- Stated problem -
List every line below containing "biological".

Dataset entries

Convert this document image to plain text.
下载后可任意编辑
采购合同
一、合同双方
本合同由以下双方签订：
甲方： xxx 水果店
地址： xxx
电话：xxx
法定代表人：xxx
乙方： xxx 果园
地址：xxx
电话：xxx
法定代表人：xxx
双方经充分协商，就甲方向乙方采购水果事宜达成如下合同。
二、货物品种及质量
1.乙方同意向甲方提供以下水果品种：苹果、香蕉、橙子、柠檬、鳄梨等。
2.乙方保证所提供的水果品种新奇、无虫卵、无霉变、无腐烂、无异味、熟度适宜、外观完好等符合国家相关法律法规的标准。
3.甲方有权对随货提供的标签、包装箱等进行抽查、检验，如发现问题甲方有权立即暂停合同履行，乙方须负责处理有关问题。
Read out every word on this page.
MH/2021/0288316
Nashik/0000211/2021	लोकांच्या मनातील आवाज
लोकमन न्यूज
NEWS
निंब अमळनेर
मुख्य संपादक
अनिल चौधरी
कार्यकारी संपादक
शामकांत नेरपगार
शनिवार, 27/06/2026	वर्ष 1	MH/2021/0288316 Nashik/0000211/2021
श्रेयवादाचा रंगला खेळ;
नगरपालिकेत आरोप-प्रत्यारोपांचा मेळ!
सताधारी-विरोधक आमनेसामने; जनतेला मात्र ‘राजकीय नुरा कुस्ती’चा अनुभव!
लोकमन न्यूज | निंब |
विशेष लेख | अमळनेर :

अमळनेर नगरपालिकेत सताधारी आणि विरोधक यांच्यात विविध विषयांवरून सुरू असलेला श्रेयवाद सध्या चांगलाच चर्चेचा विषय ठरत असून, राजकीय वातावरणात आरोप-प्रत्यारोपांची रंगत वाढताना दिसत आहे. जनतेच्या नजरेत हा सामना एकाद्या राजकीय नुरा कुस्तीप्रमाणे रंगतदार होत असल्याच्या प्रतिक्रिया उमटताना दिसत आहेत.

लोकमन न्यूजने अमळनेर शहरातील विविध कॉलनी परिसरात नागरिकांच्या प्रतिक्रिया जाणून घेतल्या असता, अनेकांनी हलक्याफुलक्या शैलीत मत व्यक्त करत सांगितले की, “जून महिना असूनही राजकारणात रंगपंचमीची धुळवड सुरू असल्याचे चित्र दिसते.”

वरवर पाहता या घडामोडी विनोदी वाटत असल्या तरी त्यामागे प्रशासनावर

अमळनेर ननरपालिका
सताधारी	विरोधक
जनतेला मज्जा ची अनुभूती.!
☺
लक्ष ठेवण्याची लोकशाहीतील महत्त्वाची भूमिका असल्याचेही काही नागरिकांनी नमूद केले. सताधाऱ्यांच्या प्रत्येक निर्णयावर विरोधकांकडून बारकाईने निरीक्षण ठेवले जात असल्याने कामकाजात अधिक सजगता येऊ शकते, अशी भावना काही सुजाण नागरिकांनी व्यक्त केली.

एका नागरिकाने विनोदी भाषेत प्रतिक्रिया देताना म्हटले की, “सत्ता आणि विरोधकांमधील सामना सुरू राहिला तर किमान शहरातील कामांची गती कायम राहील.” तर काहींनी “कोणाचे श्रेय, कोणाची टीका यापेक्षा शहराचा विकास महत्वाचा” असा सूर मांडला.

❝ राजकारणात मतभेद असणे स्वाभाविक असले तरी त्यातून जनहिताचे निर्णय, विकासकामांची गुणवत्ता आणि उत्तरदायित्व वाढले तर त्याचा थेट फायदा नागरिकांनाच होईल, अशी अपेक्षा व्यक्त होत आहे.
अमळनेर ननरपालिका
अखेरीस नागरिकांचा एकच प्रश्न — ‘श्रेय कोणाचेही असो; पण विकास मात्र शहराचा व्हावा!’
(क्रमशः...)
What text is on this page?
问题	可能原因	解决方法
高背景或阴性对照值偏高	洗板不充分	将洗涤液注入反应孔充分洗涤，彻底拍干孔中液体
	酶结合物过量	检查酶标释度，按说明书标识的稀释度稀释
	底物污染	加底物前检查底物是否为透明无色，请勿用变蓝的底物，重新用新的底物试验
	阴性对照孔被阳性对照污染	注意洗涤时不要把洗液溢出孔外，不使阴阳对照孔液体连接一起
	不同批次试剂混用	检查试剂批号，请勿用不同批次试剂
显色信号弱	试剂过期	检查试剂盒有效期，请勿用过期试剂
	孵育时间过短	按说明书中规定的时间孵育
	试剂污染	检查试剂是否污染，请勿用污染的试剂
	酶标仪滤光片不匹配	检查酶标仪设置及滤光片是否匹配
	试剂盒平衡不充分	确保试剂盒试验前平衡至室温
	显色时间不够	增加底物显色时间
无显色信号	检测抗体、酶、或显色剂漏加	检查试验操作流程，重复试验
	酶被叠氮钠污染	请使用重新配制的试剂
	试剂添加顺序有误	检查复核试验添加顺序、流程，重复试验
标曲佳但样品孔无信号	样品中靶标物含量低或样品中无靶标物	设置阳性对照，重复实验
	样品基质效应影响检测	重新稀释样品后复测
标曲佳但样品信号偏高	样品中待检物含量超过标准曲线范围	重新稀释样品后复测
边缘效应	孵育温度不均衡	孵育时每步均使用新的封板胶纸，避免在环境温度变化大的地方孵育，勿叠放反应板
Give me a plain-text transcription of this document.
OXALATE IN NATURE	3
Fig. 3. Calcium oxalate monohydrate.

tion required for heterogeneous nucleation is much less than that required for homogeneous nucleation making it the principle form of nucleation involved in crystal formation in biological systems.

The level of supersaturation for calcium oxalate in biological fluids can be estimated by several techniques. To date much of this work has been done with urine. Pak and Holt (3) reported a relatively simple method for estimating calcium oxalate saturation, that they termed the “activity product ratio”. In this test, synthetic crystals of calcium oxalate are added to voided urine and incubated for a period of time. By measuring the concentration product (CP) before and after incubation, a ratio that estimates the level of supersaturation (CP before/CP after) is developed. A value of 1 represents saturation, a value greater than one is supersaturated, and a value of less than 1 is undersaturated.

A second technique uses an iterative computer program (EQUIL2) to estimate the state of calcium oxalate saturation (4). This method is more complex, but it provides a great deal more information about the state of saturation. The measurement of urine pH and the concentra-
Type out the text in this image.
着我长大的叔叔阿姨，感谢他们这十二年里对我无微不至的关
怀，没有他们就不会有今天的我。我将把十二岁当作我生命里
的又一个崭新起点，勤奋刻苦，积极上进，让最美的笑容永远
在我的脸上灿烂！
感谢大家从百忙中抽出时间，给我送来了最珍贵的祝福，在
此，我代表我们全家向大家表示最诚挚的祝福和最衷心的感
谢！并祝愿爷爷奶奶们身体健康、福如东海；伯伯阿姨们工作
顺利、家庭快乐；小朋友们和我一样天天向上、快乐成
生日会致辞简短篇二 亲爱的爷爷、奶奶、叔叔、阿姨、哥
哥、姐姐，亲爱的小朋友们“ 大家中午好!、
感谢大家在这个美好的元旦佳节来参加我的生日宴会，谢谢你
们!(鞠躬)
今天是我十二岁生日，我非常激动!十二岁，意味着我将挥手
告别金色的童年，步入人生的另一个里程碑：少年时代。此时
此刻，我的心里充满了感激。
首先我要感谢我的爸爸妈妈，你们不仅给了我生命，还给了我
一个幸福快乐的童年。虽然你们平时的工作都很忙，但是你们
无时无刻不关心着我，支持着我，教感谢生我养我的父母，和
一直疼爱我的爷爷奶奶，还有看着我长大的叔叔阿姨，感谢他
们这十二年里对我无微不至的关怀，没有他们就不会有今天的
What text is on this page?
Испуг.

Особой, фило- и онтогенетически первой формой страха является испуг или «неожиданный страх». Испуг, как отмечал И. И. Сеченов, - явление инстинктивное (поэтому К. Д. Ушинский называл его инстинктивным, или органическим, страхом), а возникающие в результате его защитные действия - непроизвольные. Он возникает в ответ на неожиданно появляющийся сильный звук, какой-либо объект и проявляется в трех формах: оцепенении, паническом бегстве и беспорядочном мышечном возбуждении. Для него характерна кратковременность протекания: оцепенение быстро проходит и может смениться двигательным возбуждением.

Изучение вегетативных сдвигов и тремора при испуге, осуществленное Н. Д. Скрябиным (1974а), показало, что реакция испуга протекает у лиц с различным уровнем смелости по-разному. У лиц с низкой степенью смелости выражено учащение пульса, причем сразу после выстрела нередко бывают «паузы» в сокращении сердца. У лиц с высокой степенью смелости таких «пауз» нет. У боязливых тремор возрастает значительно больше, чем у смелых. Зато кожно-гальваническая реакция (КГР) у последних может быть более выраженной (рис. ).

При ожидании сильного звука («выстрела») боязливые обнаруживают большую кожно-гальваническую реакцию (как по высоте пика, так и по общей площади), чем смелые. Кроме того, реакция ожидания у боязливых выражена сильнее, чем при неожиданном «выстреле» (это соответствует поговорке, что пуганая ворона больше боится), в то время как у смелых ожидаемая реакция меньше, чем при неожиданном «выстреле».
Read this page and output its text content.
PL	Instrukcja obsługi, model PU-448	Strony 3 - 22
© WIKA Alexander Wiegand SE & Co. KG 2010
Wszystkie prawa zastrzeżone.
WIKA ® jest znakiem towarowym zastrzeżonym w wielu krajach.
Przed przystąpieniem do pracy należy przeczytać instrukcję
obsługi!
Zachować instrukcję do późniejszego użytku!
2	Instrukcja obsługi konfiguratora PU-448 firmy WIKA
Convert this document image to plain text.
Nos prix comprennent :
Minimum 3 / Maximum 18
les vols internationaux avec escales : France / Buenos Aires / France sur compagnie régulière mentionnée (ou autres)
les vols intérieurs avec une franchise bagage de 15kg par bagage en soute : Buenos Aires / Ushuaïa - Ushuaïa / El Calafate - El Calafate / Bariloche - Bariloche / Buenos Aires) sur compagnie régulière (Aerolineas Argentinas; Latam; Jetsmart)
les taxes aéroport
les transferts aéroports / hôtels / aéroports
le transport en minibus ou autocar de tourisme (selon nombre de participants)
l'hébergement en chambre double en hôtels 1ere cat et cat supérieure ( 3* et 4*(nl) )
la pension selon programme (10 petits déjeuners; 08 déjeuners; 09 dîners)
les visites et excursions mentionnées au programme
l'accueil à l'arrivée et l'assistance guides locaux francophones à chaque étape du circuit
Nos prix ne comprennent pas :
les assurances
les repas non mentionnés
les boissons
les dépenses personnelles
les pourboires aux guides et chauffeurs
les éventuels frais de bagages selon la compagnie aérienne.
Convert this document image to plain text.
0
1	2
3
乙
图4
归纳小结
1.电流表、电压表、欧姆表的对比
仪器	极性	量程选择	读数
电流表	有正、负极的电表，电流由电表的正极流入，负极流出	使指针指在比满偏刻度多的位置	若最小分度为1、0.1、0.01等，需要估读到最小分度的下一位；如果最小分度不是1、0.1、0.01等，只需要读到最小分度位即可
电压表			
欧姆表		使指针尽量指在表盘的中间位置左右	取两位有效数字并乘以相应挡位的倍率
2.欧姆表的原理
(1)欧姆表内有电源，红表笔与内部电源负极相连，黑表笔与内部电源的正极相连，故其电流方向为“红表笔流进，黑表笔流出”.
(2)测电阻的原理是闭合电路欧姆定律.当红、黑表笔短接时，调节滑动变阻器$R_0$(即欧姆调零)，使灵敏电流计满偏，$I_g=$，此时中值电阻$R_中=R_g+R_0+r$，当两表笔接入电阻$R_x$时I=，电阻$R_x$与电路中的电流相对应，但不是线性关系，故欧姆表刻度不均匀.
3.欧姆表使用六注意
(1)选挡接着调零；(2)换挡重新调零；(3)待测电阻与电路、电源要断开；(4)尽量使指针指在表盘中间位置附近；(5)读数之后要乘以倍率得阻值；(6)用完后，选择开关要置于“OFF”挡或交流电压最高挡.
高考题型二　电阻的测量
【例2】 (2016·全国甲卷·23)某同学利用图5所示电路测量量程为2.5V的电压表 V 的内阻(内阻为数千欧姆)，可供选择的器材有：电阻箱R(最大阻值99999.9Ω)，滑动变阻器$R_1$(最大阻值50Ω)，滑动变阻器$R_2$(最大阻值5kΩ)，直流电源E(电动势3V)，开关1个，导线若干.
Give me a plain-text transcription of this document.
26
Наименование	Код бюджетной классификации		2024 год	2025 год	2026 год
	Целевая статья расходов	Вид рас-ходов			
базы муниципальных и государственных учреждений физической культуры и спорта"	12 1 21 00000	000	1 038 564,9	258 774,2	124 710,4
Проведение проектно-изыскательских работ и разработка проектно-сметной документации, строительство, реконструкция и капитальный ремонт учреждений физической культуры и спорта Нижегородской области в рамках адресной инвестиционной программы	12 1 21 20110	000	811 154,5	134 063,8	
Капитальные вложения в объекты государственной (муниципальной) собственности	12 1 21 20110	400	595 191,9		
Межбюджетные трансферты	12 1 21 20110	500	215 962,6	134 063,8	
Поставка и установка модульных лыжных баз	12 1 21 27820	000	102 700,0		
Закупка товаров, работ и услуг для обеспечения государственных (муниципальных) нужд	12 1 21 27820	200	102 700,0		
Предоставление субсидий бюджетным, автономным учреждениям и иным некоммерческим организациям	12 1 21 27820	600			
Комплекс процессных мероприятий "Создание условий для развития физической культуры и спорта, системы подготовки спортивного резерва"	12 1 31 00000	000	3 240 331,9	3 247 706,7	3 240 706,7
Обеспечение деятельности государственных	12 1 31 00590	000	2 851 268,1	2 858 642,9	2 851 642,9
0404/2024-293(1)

- Task result -
tion required for heterogeneous nucleation is much less than that required for homogeneous nucleation making it the principle form of nucleation involved in crystal formation in biological systems.
The level of supersaturation for calcium oxalate in biological fluids can be estimated by several techniques. To date much of this work has been done with urine. Pak and Holt (3) reported a relatively simple method for estimating calcium oxalate saturation, that they termed the “activity product ratio”. In this test, synthetic crystals of calcium oxalate are added to voided urine and incubated for a period of time. By measuring the concentration product (CP) before and after incubation, a ratio that estimates the level of supersaturation (CP before/CP after) is developed. A value of 1 represents saturation, a value greater than one is supersaturated, and a value of less than 1 is undersaturated.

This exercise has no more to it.